Work required = Gather the lines below that include the string "SCIENTIFIC", copying each in full.
★ ★ ★ ★ ★
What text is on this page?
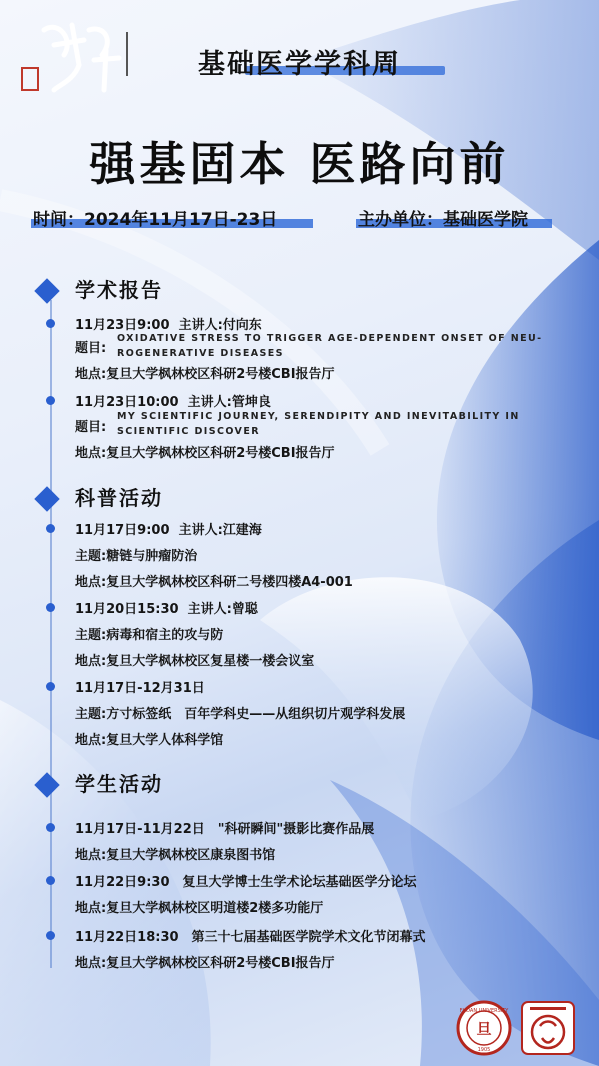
基础医学学科周
强基固本 医路向前
时间：2024年11月17日-23日	主办单位：基础医学院
学术报告
11月23日9:00 主讲人:付向东
题目:
OXIDATIVE STRESS TO TRIGGER AGE-DEPENDENT ONSET OF NEU-
ROGENERATIVE DISEASES
地点:复旦大学枫林校区科研2号楼CBI报告厅
11月23日10:00 主讲人:管坤良
题目:
MY SCIENTIFIC JOURNEY, SERENDIPITY AND INEVITABILITY IN
SCIENTIFIC DISCOVER
地点:复旦大学枫林校区科研2号楼CBI报告厅
科普活动
11月17日9:00 主讲人:江建海
主题:糖链与肿瘤防治
地点:复旦大学枫林校区科研二号楼四楼A4-001
11月20日15:30 主讲人:曾聪
主题:病毒和宿主的攻与防
地点:复旦大学枫林校区复星楼一楼会议室
11月17日-12月31日
主题:方寸标签纸　百年学科史——从组织切片观学科发展
地点:复旦大学人体科学馆
学生活动
11月17日-11月22日　"科研瞬间"摄影比赛作品展
地点:复旦大学枫林校区康泉图书馆
11月22日9:30　复旦大学博士生学术论坛基础医学分论坛
地点:复旦大学枫林校区明道楼2楼多功能厅
11月22日18:30　第三十七届基础医学院学术文化节闭幕式
地点:复旦大学枫林校区科研2号楼CBI报告厅
旦
FUDAN UNIVERSITY
1905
★ ★ ★ ★ ★
The answer =
MY SCIENTIFIC JOURNEY, SERENDIPITY AND INEVITABILITY IN
SCIENTIFIC DISCOVER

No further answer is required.